[begin SUPPLIED DATA]
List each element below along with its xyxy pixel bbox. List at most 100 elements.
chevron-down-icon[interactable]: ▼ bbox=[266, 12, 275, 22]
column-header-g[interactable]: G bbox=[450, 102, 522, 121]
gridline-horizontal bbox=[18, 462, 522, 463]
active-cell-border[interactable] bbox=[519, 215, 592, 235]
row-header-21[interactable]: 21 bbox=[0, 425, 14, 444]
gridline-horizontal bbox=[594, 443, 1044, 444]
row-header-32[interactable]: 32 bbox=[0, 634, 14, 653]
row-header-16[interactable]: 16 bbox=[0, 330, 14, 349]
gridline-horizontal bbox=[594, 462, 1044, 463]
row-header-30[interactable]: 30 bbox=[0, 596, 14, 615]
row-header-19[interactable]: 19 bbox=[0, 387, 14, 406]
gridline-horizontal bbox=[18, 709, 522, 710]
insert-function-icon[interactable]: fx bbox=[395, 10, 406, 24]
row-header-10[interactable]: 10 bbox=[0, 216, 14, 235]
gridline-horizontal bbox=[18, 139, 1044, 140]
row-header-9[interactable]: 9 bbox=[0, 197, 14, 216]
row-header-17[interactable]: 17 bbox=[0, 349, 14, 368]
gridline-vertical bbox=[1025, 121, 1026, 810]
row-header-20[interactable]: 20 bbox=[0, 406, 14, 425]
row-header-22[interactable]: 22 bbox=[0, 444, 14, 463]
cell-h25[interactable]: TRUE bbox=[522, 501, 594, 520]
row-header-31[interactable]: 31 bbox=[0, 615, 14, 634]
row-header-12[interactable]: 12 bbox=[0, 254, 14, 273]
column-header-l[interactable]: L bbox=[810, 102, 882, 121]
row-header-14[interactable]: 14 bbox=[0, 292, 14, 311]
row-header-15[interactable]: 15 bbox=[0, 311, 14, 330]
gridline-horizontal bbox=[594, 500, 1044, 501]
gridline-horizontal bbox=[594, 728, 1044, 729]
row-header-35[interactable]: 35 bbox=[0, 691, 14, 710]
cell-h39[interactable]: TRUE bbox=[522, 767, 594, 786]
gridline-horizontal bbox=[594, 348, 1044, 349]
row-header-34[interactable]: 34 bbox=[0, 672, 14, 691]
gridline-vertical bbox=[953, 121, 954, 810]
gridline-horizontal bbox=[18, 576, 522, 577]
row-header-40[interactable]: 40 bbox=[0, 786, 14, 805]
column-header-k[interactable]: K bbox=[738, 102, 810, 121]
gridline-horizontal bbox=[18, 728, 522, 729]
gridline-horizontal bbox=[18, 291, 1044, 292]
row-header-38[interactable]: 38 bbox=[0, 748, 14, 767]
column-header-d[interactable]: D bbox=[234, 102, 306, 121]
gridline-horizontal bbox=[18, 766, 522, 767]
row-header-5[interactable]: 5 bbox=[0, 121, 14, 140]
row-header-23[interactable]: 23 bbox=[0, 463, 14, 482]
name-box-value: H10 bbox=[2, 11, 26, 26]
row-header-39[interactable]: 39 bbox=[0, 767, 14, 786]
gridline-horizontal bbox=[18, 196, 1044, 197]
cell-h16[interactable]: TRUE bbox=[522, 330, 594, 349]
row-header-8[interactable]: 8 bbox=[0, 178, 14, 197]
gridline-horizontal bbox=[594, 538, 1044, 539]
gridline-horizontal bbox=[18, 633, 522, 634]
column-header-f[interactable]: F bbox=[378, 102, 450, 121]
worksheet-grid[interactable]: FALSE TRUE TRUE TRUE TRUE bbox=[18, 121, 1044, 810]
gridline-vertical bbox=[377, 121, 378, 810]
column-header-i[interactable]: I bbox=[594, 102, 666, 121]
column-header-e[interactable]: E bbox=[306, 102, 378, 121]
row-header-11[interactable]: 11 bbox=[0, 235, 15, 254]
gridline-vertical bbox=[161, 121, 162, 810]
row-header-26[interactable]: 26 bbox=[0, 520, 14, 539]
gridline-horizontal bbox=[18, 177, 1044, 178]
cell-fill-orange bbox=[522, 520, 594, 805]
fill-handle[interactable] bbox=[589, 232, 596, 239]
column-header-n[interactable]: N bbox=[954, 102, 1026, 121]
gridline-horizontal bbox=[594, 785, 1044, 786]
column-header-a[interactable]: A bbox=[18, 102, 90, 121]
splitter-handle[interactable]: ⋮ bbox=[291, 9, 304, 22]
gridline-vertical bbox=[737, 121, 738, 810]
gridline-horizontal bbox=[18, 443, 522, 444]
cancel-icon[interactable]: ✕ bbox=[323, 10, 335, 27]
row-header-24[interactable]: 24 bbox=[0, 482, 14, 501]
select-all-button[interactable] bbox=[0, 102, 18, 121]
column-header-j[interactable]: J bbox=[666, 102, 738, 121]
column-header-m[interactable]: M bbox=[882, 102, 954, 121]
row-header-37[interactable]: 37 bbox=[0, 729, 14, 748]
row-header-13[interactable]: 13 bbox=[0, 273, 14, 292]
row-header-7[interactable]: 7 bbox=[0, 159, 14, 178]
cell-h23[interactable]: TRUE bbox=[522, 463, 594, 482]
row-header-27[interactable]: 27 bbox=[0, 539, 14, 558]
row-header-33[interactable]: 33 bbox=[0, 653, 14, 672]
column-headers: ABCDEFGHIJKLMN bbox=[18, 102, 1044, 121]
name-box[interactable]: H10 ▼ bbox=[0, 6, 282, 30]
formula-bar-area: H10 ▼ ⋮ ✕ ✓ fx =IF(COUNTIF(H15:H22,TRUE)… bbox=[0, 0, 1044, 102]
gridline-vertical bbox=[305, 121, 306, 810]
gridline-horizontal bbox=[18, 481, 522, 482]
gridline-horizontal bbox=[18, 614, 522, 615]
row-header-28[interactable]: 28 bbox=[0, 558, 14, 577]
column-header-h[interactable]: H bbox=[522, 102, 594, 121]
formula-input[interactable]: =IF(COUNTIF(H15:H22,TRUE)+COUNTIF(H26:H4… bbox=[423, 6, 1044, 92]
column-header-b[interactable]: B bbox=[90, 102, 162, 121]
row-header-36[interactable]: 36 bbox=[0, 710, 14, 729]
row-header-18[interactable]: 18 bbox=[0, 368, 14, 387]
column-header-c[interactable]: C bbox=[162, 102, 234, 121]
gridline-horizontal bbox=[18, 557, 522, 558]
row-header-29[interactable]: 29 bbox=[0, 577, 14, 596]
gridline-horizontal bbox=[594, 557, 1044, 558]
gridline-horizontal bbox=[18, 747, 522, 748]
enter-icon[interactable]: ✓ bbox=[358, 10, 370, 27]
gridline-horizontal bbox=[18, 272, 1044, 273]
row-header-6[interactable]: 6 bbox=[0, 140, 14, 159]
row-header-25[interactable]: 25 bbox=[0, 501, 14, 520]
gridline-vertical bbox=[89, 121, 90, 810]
[end SUPPLIED DATA]
INSTRUCTION: Express the lines from the start of the records through the line holding "gridline-horizontal bbox=[594, 443, 1044, 444]", inclusive, as a JSON list of strings with one string per line and blank lines left out.

WRITTEN SOLUTION:
[
  "List each element below along with its xyxy pixel bbox. List at most 100 elements.",
  "chevron-down-icon[interactable]: ▼ bbox=[266, 12, 275, 22]",
  "column-header-g[interactable]: G bbox=[450, 102, 522, 121]",
  "gridline-horizontal bbox=[18, 462, 522, 463]",
  "active-cell-border[interactable] bbox=[519, 215, 592, 235]",
  "row-header-21[interactable]: 21 bbox=[0, 425, 14, 444]",
  "gridline-horizontal bbox=[594, 443, 1044, 444]"
]